**Exercise**. In the material below, find all lines with the string "搜索设备" and copy them.

**Records for this task**.
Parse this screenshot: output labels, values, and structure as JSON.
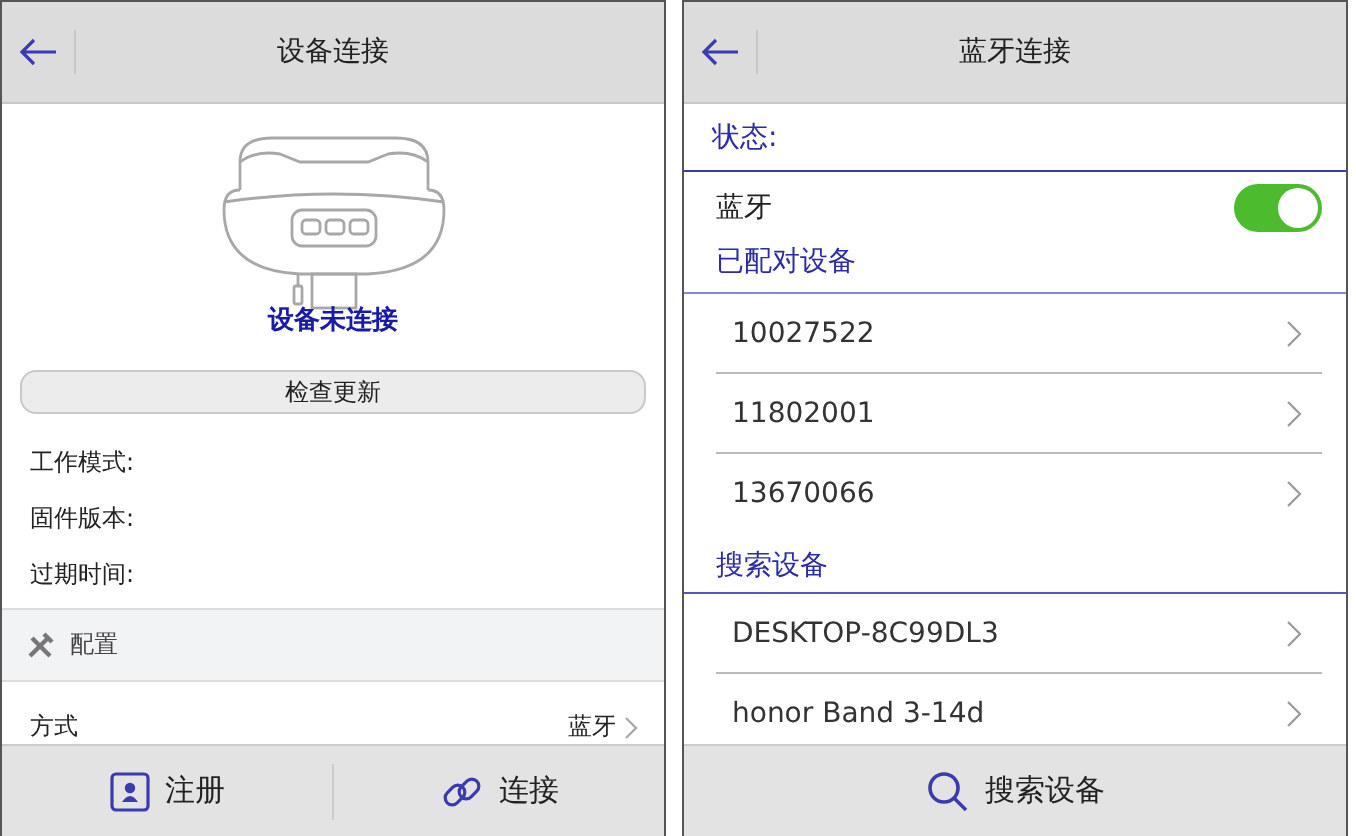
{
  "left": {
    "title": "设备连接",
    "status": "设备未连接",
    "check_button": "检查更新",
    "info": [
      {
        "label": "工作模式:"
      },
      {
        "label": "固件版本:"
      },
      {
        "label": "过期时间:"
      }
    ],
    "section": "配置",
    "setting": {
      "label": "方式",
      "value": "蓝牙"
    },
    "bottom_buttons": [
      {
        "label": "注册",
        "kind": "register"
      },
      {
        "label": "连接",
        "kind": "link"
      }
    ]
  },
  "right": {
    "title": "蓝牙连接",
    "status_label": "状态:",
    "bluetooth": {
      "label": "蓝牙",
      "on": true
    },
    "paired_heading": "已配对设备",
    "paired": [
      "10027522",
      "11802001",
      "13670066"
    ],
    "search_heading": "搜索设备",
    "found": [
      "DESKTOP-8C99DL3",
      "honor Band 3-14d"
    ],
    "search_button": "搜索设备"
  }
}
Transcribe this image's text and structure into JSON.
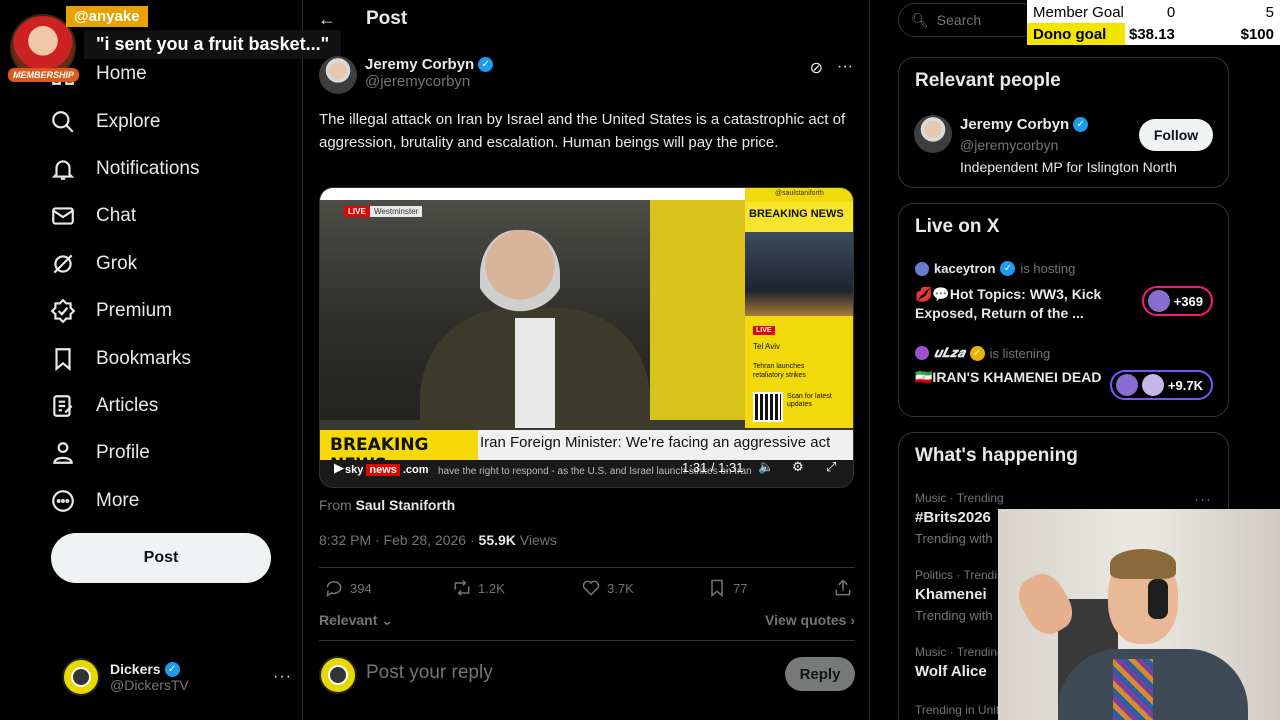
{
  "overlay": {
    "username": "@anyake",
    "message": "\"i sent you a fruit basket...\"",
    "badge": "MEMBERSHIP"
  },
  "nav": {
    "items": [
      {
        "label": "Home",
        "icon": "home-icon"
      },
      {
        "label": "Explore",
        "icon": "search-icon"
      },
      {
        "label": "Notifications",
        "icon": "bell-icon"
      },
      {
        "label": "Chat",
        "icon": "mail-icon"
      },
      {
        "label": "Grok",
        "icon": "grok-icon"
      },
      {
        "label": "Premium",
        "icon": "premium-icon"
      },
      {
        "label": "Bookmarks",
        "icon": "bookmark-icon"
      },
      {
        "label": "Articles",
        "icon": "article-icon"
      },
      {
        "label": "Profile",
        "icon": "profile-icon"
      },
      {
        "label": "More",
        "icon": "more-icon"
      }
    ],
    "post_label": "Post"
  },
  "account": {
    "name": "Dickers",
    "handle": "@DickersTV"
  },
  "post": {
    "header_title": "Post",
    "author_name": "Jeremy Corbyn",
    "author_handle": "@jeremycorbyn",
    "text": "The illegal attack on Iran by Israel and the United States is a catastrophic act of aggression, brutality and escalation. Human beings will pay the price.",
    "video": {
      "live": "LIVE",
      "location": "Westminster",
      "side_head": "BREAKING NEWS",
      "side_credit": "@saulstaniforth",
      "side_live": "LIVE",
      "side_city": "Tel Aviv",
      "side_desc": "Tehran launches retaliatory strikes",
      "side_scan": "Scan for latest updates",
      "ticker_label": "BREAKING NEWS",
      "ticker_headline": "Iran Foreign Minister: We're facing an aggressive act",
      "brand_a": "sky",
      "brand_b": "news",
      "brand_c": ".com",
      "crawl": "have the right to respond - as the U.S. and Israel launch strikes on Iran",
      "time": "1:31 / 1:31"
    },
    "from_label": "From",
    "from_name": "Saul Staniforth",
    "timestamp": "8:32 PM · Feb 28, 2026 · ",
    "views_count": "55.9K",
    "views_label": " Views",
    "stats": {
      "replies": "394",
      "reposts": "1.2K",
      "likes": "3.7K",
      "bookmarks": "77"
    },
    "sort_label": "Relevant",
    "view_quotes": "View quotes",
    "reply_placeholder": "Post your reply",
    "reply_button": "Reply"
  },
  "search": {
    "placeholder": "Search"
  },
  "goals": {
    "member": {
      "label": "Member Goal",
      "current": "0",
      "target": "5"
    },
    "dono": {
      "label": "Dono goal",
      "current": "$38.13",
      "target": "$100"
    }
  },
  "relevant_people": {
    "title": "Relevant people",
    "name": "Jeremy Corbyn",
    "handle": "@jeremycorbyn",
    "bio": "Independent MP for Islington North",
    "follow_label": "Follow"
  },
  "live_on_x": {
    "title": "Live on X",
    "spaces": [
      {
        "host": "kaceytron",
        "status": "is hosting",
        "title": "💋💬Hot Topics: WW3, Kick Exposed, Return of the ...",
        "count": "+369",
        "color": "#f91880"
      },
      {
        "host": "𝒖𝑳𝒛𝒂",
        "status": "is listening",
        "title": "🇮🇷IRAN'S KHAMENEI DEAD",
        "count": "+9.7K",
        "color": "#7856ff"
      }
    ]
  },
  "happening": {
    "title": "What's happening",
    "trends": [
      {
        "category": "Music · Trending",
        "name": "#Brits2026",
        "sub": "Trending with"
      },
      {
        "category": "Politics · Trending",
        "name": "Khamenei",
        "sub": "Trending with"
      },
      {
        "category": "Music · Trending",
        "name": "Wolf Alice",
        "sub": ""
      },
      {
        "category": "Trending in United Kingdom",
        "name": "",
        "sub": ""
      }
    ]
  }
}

**Output**.
    "search_heading": "搜索设备",
    "search_button": "搜索设备"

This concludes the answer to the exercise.